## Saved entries

□ □ □

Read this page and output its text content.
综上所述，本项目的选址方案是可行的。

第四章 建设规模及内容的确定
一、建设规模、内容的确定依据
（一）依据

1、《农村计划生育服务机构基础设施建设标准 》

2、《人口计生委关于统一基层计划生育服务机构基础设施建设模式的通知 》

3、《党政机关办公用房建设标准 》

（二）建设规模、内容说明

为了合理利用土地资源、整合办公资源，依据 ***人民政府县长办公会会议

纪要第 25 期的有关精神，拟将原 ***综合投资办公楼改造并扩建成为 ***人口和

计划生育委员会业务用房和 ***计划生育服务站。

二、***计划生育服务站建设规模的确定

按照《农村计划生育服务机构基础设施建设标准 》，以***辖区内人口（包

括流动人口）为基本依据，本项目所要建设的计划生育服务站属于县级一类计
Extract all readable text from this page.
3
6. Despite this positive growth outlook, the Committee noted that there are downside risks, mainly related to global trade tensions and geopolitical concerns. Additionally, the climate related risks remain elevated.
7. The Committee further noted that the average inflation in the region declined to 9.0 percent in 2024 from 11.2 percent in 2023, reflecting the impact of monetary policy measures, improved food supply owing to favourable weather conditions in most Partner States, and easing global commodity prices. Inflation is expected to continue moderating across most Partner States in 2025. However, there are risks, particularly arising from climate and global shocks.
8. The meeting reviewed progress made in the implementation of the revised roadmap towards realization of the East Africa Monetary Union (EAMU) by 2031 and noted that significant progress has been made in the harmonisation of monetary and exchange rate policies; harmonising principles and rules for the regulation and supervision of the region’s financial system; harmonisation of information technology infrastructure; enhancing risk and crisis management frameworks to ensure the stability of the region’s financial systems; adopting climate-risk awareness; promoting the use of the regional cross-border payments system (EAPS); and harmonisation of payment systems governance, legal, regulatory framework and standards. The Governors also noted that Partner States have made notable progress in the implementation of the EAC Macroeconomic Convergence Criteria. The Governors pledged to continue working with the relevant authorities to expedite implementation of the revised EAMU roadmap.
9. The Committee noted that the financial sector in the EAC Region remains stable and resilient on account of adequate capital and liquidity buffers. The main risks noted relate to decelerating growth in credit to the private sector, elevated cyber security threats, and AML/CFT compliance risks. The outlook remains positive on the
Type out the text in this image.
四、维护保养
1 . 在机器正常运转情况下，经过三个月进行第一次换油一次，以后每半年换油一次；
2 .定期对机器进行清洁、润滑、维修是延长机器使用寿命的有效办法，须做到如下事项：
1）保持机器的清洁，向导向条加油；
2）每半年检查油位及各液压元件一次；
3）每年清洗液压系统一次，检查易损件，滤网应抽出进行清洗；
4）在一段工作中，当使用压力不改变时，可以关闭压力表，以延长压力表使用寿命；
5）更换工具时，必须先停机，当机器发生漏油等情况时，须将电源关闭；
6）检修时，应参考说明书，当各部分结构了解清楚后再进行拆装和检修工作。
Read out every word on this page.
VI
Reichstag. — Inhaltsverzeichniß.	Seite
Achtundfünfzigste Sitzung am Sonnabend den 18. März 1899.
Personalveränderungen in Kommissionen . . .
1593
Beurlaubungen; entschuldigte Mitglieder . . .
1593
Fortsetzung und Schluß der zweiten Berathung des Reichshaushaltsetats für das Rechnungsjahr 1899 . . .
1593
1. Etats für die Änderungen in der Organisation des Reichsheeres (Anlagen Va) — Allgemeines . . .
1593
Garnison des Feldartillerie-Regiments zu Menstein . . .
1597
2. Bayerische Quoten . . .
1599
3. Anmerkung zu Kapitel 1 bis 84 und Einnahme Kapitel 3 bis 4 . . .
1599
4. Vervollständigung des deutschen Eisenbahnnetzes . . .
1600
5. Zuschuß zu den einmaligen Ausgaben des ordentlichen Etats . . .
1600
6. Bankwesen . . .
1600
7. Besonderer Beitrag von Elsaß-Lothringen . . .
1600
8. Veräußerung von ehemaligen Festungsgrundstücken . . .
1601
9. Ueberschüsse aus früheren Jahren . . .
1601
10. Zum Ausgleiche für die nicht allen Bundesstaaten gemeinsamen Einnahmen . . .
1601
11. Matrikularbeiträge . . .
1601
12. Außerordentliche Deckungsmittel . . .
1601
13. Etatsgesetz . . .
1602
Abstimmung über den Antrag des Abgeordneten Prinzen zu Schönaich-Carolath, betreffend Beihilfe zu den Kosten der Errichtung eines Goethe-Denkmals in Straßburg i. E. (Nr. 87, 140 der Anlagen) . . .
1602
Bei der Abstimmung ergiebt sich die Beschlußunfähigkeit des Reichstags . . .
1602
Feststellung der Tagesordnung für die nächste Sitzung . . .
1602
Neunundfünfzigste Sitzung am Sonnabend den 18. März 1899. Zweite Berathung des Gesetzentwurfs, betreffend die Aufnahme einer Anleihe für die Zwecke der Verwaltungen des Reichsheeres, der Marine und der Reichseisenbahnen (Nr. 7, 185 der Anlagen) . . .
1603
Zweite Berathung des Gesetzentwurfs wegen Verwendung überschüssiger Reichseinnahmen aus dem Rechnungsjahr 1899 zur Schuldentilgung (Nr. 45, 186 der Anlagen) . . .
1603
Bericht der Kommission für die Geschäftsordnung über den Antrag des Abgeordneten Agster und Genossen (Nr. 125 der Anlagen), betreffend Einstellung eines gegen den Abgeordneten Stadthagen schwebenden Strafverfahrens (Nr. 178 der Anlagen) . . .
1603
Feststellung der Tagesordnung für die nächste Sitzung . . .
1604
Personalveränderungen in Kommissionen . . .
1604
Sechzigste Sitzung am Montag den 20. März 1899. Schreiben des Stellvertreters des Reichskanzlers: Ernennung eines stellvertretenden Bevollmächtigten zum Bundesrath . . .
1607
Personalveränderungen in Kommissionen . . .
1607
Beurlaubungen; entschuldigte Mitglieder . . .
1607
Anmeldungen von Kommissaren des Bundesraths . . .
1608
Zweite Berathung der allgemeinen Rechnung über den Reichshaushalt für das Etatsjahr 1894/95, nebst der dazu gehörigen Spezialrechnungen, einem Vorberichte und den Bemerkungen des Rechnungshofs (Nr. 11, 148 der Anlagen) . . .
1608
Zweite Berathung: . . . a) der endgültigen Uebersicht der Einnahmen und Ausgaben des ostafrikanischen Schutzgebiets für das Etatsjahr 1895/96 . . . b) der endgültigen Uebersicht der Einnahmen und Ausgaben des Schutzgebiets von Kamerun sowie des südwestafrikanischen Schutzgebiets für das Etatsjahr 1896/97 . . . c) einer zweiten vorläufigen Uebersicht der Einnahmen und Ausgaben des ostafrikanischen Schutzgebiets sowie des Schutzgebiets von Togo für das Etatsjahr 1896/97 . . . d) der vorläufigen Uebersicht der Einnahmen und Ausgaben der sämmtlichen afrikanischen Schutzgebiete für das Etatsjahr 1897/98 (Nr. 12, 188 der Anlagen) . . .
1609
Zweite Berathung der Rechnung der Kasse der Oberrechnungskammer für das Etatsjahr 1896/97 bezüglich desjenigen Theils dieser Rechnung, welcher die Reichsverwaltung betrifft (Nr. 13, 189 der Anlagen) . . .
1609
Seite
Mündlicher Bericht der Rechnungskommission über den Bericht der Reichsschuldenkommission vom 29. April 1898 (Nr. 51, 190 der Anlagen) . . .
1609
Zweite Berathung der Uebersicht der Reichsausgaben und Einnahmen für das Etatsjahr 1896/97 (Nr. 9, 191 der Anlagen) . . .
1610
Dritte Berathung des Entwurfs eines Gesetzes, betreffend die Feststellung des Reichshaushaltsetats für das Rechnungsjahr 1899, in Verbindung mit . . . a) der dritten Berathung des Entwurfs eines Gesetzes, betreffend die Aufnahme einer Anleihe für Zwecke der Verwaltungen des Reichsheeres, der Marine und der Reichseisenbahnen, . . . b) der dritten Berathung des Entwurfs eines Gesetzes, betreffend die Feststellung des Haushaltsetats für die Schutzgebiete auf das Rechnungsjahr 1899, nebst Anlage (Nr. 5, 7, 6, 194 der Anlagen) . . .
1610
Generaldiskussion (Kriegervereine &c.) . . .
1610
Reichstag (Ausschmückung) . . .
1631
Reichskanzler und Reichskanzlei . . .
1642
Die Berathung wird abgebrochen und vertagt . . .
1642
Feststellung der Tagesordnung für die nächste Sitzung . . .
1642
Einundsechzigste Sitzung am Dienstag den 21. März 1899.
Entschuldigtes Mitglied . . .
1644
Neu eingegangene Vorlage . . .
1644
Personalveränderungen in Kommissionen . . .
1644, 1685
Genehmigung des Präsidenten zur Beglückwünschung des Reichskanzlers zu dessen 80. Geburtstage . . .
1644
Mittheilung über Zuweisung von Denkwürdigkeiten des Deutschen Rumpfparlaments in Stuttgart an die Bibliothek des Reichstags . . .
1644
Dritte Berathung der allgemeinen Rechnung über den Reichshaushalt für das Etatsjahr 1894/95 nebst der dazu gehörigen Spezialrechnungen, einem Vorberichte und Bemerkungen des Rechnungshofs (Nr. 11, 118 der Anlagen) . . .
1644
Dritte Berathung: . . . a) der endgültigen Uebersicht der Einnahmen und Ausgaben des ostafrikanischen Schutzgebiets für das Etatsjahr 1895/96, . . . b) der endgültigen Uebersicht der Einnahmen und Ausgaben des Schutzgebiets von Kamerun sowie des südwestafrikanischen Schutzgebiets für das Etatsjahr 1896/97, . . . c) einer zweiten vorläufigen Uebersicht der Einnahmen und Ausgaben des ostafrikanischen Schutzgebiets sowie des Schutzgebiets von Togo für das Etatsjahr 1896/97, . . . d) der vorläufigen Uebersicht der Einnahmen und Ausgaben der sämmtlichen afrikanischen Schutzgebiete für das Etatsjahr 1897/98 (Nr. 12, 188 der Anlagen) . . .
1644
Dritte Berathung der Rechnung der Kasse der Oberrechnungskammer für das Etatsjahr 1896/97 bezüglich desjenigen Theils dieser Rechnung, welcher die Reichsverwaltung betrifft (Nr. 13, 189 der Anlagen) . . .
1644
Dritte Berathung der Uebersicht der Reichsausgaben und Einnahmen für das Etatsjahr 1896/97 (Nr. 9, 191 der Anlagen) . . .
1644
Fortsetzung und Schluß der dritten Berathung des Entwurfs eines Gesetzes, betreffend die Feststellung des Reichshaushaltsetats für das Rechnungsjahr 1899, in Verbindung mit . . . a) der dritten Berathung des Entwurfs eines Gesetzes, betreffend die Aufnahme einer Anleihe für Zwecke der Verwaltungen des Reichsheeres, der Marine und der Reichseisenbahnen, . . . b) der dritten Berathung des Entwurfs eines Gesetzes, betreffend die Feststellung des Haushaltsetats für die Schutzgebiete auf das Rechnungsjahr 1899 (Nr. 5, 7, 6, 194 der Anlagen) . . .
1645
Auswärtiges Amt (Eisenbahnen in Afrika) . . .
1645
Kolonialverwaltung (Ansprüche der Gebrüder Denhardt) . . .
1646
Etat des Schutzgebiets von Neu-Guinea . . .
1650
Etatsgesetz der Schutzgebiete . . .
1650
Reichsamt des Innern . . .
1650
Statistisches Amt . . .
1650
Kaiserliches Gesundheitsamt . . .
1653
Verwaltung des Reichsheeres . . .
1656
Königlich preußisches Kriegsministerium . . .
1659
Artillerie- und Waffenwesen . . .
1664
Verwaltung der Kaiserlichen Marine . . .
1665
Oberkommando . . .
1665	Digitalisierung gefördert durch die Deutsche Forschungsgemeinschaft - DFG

□ □ □

## TASK REQUIREMENTS
Write out every line from the entries where "Reichstags" appears.

## SOLUTION FOR THIS EXERCISE
Bei der Abstimmung ergiebt sich die Beschlußunfähigkeit des Reichstags . . .
Mittheilung über Zuweisung von Denkwürdigkeiten des Deutschen Rumpfparlaments in Stuttgart an die Bibliothek des Reichstags . . .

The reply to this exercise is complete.